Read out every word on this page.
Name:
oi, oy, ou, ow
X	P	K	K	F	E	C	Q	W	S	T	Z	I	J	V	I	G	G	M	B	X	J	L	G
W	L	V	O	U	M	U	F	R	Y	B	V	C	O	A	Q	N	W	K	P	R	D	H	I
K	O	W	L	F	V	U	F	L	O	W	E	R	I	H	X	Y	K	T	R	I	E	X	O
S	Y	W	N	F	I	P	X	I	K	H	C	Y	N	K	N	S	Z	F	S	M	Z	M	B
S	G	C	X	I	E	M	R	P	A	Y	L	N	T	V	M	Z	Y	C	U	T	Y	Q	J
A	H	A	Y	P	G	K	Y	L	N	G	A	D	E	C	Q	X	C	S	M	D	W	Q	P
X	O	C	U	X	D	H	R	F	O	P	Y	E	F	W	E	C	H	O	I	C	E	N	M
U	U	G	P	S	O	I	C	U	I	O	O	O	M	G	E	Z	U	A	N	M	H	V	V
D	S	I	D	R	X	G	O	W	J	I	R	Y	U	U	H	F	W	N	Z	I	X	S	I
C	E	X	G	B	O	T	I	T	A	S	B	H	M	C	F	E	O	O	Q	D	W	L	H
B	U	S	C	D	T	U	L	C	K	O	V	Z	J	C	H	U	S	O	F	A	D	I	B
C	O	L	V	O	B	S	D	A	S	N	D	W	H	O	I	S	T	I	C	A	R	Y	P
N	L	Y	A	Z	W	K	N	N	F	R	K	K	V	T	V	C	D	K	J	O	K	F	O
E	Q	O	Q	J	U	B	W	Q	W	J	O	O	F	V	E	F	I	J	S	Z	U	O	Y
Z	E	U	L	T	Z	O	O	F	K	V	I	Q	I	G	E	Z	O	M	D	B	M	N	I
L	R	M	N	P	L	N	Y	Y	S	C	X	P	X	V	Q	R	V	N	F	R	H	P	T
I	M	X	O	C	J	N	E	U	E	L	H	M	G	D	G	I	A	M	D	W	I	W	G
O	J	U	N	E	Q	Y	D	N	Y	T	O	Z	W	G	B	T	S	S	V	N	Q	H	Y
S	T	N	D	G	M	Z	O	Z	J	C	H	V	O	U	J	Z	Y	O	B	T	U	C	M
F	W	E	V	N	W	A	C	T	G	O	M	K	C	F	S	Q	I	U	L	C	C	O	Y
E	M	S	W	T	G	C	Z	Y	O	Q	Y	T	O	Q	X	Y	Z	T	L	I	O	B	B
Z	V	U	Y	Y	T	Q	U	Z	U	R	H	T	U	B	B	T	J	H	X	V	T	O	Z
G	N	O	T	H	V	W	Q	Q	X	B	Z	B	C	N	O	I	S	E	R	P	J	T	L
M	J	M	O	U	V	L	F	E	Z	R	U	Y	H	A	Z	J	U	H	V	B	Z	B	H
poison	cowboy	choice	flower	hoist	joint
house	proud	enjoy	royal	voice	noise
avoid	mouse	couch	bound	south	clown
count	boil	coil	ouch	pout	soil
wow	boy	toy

┄┄┄┄┄┄┄┄┄┄┄┄┄┄┄┄┄┄┄┄

### Directions for this task
Print the whole listing exactly as it is.

### Written response
Read out every word on this page.
Name:
oi, oy, ou, ow
X	P	K	K	F	E	C	Q	W	S	T	Z	I	J	V	I	G	G	M	B	X	J	L	G
W	L	V	O	U	M	U	F	R	Y	B	V	C	O	A	Q	N	W	K	P	R	D	H	I
K	O	W	L	F	V	U	F	L	O	W	E	R	I	H	X	Y	K	T	R	I	E	X	O
S	Y	W	N	F	I	P	X	I	K	H	C	Y	N	K	N	S	Z	F	S	M	Z	M	B
S	G	C	X	I	E	M	R	P	A	Y	L	N	T	V	M	Z	Y	C	U	T	Y	Q	J
A	H	A	Y	P	G	K	Y	L	N	G	A	D	E	C	Q	X	C	S	M	D	W	Q	P
X	O	C	U	X	D	H	R	F	O	P	Y	E	F	W	E	C	H	O	I	C	E	N	M
U	U	G	P	S	O	I	C	U	I	O	O	O	M	G	E	Z	U	A	N	M	H	V	V
D	S	I	D	R	X	G	O	W	J	I	R	Y	U	U	H	F	W	N	Z	I	X	S	I
C	E	X	G	B	O	T	I	T	A	S	B	H	M	C	F	E	O	O	Q	D	W	L	H
B	U	S	C	D	T	U	L	C	K	O	V	Z	J	C	H	U	S	O	F	A	D	I	B
C	O	L	V	O	B	S	D	A	S	N	D	W	H	O	I	S	T	I	C	A	R	Y	P
N	L	Y	A	Z	W	K	N	N	F	R	K	K	V	T	V	C	D	K	J	O	K	F	O
E	Q	O	Q	J	U	B	W	Q	W	J	O	O	F	V	E	F	I	J	S	Z	U	O	Y
Z	E	U	L	T	Z	O	O	F	K	V	I	Q	I	G	E	Z	O	M	D	B	M	N	I
L	R	M	N	P	L	N	Y	Y	S	C	X	P	X	V	Q	R	V	N	F	R	H	P	T
I	M	X	O	C	J	N	E	U	E	L	H	M	G	D	G	I	A	M	D	W	I	W	G
O	J	U	N	E	Q	Y	D	N	Y	T	O	Z	W	G	B	T	S	S	V	N	Q	H	Y
S	T	N	D	G	M	Z	O	Z	J	C	H	V	O	U	J	Z	Y	O	B	T	U	C	M
F	W	E	V	N	W	A	C	T	G	O	M	K	C	F	S	Q	I	U	L	C	C	O	Y
E	M	S	W	T	G	C	Z	Y	O	Q	Y	T	O	Q	X	Y	Z	T	L	I	O	B	B
Z	V	U	Y	Y	T	Q	U	Z	U	R	H	T	U	B	B	T	J	H	X	V	T	O	Z
G	N	O	T	H	V	W	Q	Q	X	B	Z	B	C	N	O	I	S	E	R	P	J	T	L
M	J	M	O	U	V	L	F	E	Z	R	U	Y	H	A	Z	J	U	H	V	B	Z	B	H
poison	cowboy	choice	flower	hoist	joint
house	proud	enjoy	royal	voice	noise
avoid	mouse	couch	bound	south	clown
count	boil	coil	ouch	pout	soil
wow	boy	toy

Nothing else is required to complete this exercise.